▸ **Task goal**
Answer these about the mlock manual page below, one per line:
1. Which header file does the synopsis include?
2. In what units are memory locking and unlocking performed?
3. How long are pages locked by mlock() guaranteed to stay in RAM?

▸ **Text**
MLOCK
Section: Linux Programmer's Manual (2)
Updated: 2020-04-11
Page Index
NAME
mlock, mlock2, munlock, mlockall, munlockall - lock and unlock memory
SYNOPSIS
#include <sys/mman.h>
int mlock(const void *addr, size_t len);
int mlock2(const void *addr, size_t len, int flags);
int munlock(const void *addr, size_t len);
int mlockall(int flags);
int munlockall(void);
DESCRIPTION
mlock(),
mlock2(),
and
mlockall()
lock part or all of the calling process's virtual address
space into RAM, preventing that memory from being paged to the
swap area.
munlock()
and
munlockall()
perform the converse operation,
unlocking part or all of the calling process's virtual
address space, so that pages in the specified virtual address range may
once more to be swapped out if required by the kernel memory manager.
Memory locking and unlocking are performed in units of whole pages.
mlock(), mlock2(), and munlock()
mlock()
locks pages in the address range starting at
addr
and continuing for
len
bytes.
All pages that contain a part of the specified address range are
guaranteed to be resident in RAM when the call returns successfully;
the pages are guaranteed to stay in RAM until later unlocked.

▸ **Data entries**

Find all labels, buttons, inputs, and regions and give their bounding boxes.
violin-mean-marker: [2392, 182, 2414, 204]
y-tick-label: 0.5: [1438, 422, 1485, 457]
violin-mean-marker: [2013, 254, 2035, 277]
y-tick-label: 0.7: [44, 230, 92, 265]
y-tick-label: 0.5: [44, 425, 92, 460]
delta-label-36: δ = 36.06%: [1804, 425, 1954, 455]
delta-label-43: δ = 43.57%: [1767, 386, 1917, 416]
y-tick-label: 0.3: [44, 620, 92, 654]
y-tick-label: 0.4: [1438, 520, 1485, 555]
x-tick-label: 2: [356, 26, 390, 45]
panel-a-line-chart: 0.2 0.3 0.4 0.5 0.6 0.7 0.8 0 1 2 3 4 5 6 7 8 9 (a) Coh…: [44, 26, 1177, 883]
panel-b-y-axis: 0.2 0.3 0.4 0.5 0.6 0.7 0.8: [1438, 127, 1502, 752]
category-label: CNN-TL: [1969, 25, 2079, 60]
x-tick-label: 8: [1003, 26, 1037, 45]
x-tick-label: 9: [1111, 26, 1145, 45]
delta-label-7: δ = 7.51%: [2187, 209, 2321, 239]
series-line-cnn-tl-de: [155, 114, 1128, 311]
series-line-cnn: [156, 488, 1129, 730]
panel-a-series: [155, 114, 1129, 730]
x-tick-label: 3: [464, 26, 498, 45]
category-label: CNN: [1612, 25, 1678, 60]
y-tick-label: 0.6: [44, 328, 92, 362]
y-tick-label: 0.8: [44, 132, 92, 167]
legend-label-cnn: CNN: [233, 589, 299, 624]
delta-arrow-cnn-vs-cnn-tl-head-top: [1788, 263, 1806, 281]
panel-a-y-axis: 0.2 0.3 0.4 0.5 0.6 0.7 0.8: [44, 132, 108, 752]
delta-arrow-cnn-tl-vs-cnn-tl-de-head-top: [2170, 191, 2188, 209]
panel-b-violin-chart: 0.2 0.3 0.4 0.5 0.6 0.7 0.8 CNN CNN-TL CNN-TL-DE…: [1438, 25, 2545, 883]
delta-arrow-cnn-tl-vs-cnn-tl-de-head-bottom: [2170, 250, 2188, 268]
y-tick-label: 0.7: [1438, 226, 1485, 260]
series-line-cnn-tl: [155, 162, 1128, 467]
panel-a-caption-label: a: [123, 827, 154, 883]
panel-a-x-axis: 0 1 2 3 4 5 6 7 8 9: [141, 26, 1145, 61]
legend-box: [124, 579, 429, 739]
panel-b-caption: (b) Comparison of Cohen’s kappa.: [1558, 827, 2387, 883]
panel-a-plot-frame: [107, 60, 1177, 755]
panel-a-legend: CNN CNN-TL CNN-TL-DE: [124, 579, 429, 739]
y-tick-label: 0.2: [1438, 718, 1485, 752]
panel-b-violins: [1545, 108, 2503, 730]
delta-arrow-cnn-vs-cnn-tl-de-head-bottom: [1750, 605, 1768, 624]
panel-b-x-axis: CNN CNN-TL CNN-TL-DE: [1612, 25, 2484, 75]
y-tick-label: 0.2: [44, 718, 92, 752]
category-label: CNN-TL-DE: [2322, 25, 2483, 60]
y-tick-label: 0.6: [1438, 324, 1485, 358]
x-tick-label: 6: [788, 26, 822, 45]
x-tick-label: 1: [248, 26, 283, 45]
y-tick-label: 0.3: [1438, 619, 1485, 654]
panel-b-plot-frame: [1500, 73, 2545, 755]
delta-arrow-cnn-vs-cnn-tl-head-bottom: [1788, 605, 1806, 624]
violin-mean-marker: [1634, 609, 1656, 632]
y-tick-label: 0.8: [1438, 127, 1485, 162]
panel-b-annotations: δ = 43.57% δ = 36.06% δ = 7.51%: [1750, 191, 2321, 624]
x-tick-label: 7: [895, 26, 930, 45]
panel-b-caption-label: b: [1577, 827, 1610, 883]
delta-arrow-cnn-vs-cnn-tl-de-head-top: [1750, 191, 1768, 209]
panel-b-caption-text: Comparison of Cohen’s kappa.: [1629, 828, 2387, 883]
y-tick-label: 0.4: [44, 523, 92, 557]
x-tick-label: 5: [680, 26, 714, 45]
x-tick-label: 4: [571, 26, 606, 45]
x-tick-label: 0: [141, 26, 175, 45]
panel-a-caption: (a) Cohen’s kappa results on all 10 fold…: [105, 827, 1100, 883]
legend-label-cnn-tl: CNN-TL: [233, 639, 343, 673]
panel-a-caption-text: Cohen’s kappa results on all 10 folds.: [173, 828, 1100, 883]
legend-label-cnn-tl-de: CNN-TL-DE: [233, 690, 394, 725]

▸ **Reply**
1. <sys/mman.h>
2. Whole pages
3. Until they are later unlocked